Set problem
Output all entries verbatim. Skip pictures.

Provided data
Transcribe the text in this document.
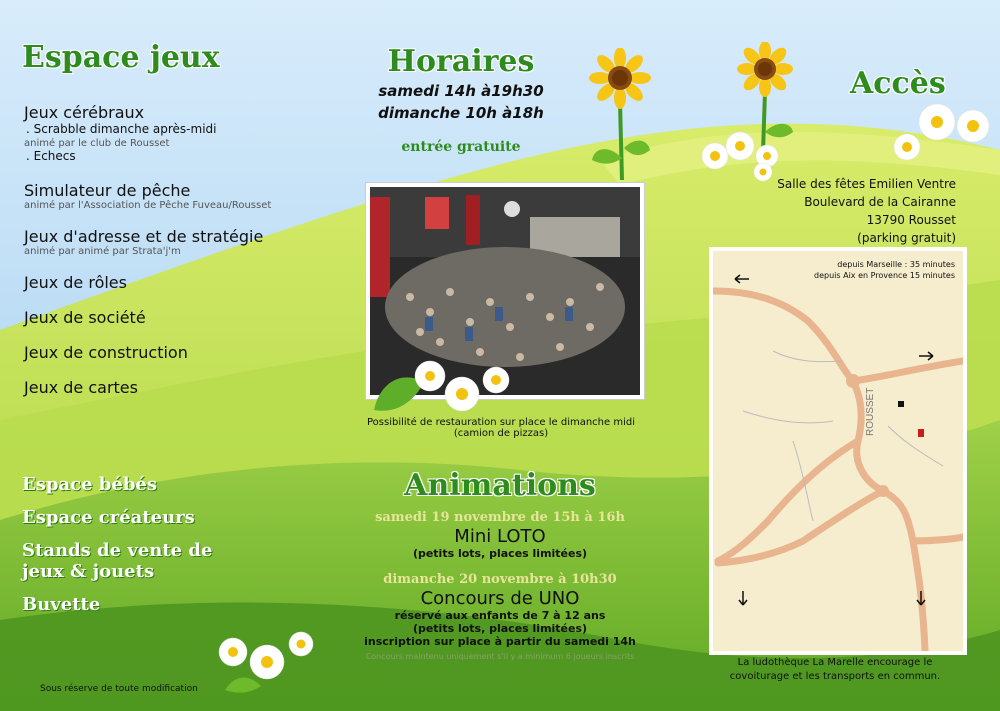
Espace jeux
Jeux cérébraux
. Scrabble dimanche après-midi
animé par le club de Rousset
. Echecs
Simulateur de pêche
animé par l'Association de Pêche Fuveau/Rousset
Jeux d'adresse et de stratégie
animé par animé par Strata'j'm
Jeux de rôles
Jeux de société
Jeux de construction
Jeux de cartes
Espace bébés
Espace créateurs
Stands de vente de
jeux & jouets
Buvette
Sous réserve de toute modification
Horaires
samedi 14h à19h30
dimanche 10h à18h
entrée gratuite
Possibilité de restauration sur place le dimanche midi
(camion de pizzas)
Animations
samedi 19 novembre de 15h à 16h
Mini LOTO
(petits lots, places limitées)
dimanche 20 novembre à 10h30
Concours de UNO
réservé aux enfants de 7 à 12 ans
(petits lots, places limitées)
inscription sur place à partir du samedi 14h
Concours maintenu uniquement s'il y a minimum 6 joueurs inscrits
Accès
Salle des fêtes Emilien Ventre
Boulevard de la Cairanne
13790 Rousset
(parking gratuit)
ROUSSET
depuis Marseille : 35 minutes
depuis Aix en Provence 15 minutes
La ludothèque La Marelle encourage le
covoiturage et les transports en commun.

Result of this task
Transcribe the text in this document.
Espace jeux
Jeux cérébraux
. Scrabble dimanche après-midi
animé par le club de Rousset
. Echecs
Simulateur de pêche
animé par l'Association de Pêche Fuveau/Rousset
Jeux d'adresse et de stratégie
animé par animé par Strata'j'm
Jeux de rôles
Jeux de société
Jeux de construction
Jeux de cartes
Espace bébés
Espace créateurs
Stands de vente de
jeux & jouets
Buvette
Sous réserve de toute modification
Horaires
samedi 14h à19h30
dimanche 10h à18h
entrée gratuite
Possibilité de restauration sur place le dimanche midi
(camion de pizzas)
Animations
samedi 19 novembre de 15h à 16h
Mini LOTO
(petits lots, places limitées)
dimanche 20 novembre à 10h30
Concours de UNO
réservé aux enfants de 7 à 12 ans
(petits lots, places limitées)
inscription sur place à partir du samedi 14h
Concours maintenu uniquement s'il y a minimum 6 joueurs inscrits
Accès
Salle des fêtes Emilien Ventre
Boulevard de la Cairanne
13790 Rousset
(parking gratuit)
ROUSSET
depuis Marseille : 35 minutes
depuis Aix en Provence 15 minutes
La ludothèque La Marelle encourage le
covoiturage et les transports en commun.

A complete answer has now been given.